#### Stated exercise:
Identify each line containing the word "text" and copy it.

#### The records:
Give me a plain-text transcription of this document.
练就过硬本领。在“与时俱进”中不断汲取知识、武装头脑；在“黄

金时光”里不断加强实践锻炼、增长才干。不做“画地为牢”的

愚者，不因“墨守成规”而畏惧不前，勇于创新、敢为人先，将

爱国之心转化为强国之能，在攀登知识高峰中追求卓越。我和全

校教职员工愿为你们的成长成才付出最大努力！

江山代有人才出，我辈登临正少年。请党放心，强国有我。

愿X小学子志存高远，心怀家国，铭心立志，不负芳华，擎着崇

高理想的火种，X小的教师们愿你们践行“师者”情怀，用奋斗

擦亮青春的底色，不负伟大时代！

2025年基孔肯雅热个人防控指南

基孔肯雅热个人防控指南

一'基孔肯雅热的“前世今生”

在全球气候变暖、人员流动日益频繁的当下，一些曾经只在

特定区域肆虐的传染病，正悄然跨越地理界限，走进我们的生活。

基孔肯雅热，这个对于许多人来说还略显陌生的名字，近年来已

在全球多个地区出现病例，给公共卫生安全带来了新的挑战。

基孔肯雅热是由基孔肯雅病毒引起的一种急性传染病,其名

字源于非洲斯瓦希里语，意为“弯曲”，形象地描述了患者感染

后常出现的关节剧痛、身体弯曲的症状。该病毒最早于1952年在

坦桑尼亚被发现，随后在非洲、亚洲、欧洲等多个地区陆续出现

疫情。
---
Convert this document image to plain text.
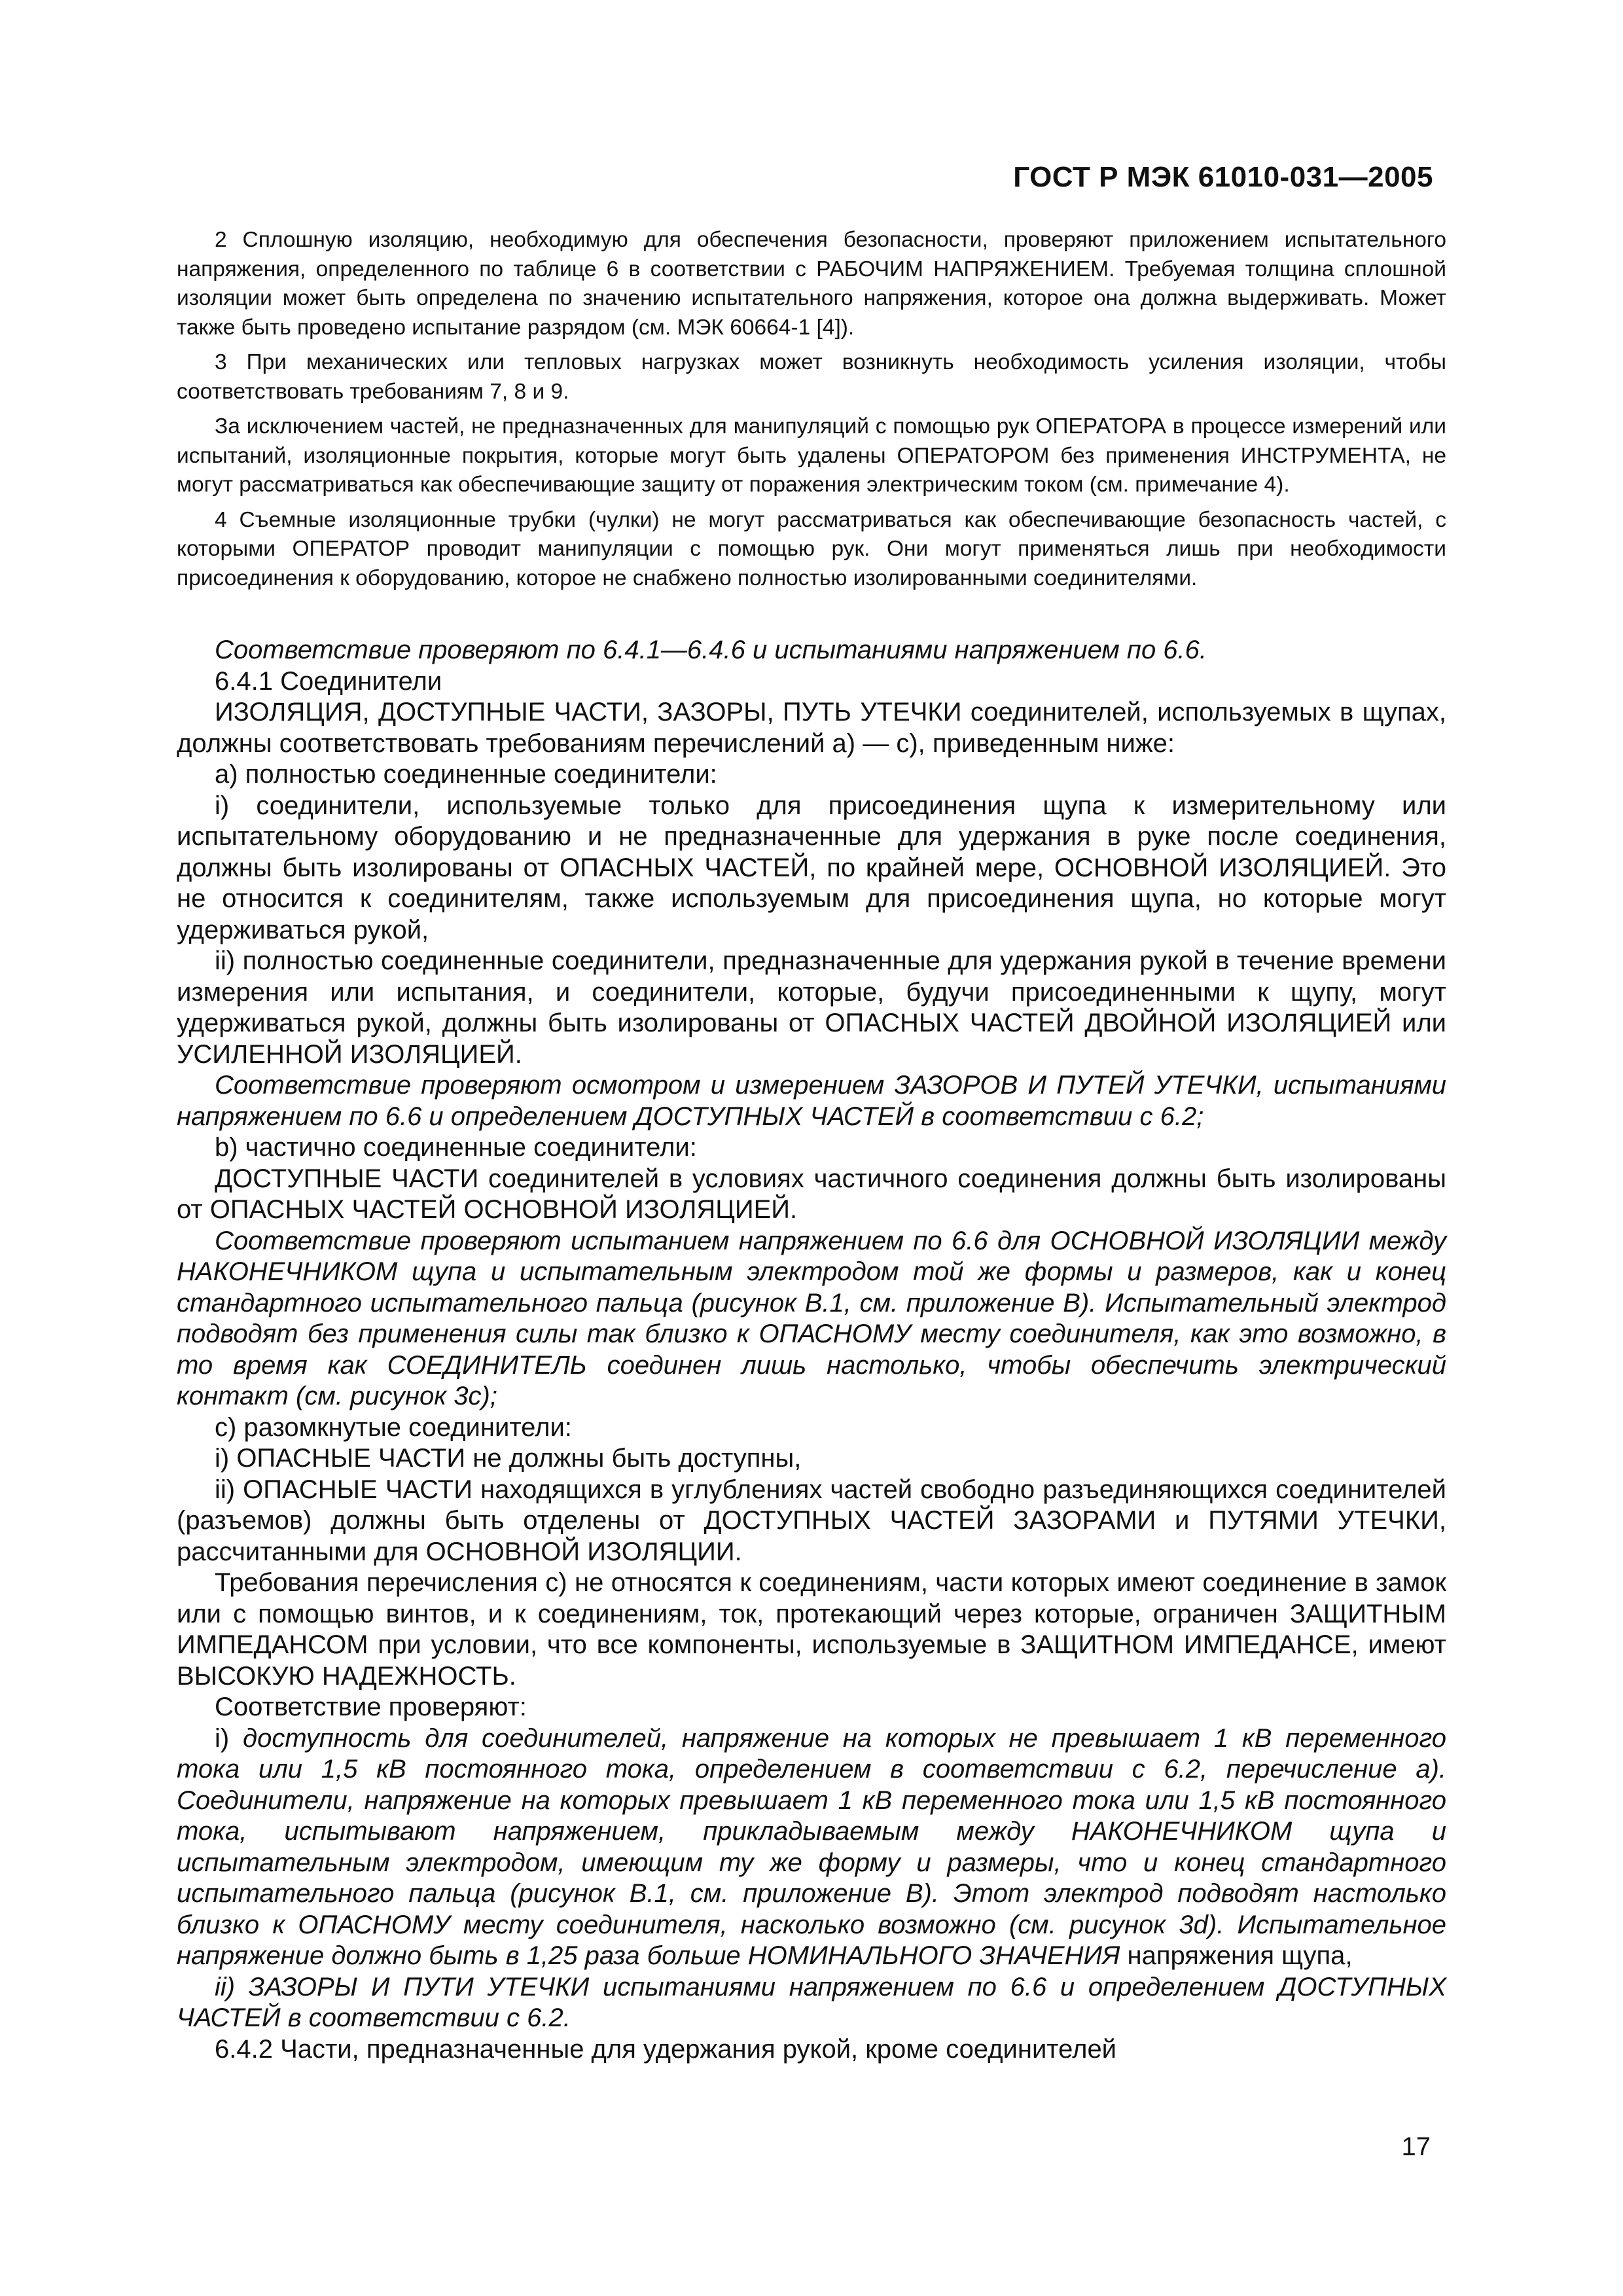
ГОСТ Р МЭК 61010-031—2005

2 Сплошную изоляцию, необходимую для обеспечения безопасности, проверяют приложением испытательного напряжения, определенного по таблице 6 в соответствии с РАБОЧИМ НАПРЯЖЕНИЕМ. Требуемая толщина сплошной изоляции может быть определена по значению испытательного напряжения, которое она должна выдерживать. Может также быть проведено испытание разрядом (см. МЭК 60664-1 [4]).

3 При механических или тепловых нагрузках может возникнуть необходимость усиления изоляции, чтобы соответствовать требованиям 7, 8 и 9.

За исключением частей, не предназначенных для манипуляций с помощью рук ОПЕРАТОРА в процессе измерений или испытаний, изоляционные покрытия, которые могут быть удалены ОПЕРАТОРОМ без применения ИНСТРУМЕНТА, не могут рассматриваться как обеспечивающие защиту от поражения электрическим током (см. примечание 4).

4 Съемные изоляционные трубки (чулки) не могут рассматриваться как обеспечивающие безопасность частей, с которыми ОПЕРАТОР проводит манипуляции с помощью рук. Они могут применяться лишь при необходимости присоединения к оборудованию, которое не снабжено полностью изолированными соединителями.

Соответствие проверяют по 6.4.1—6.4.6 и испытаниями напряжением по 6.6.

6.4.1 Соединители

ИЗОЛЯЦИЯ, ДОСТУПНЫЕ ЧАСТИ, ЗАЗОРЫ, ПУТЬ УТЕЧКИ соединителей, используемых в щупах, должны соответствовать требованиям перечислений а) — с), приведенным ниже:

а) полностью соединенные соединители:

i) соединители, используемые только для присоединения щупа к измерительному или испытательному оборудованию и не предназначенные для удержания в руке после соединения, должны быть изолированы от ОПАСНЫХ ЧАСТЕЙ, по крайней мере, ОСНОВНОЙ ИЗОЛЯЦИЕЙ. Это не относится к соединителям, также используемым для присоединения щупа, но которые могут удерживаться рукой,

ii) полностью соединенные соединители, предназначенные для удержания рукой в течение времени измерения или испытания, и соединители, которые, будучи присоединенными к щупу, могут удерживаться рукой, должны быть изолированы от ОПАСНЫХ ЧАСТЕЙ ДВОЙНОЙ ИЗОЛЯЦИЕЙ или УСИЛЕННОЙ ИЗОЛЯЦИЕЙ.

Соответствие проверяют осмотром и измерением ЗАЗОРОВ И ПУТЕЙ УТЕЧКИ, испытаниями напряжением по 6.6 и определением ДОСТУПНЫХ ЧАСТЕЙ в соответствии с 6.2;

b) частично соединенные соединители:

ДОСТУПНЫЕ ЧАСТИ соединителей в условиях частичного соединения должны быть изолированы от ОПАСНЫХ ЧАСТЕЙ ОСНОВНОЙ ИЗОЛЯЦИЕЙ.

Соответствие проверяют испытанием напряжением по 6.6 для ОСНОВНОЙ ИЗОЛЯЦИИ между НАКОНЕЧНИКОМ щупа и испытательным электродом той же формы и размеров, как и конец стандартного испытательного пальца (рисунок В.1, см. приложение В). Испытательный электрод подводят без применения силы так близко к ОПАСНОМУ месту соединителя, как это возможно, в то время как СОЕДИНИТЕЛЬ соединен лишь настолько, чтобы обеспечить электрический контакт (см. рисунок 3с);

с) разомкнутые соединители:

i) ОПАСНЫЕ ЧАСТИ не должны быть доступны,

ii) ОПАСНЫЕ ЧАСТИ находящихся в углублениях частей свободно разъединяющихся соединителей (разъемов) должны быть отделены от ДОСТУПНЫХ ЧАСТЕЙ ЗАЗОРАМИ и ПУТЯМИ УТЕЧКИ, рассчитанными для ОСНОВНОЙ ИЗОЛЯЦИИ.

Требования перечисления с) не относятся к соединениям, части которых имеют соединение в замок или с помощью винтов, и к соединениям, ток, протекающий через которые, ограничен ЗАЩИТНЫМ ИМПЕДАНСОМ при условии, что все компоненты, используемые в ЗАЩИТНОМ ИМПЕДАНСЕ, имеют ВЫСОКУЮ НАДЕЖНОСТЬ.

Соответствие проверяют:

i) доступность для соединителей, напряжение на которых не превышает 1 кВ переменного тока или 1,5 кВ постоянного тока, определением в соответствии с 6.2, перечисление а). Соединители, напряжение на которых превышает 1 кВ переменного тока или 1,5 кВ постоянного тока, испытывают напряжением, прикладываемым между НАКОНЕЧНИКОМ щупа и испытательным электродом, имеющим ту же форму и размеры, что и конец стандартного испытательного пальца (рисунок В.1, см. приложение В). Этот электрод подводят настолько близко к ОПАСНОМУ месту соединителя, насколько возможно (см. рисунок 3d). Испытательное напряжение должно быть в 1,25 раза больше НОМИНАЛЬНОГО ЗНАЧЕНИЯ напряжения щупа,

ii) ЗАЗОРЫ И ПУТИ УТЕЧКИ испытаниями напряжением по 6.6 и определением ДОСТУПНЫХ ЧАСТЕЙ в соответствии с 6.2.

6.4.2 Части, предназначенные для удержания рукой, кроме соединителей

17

#### Result below:
Give me a plain-text transcription of this document.
Convert this document image to plain text.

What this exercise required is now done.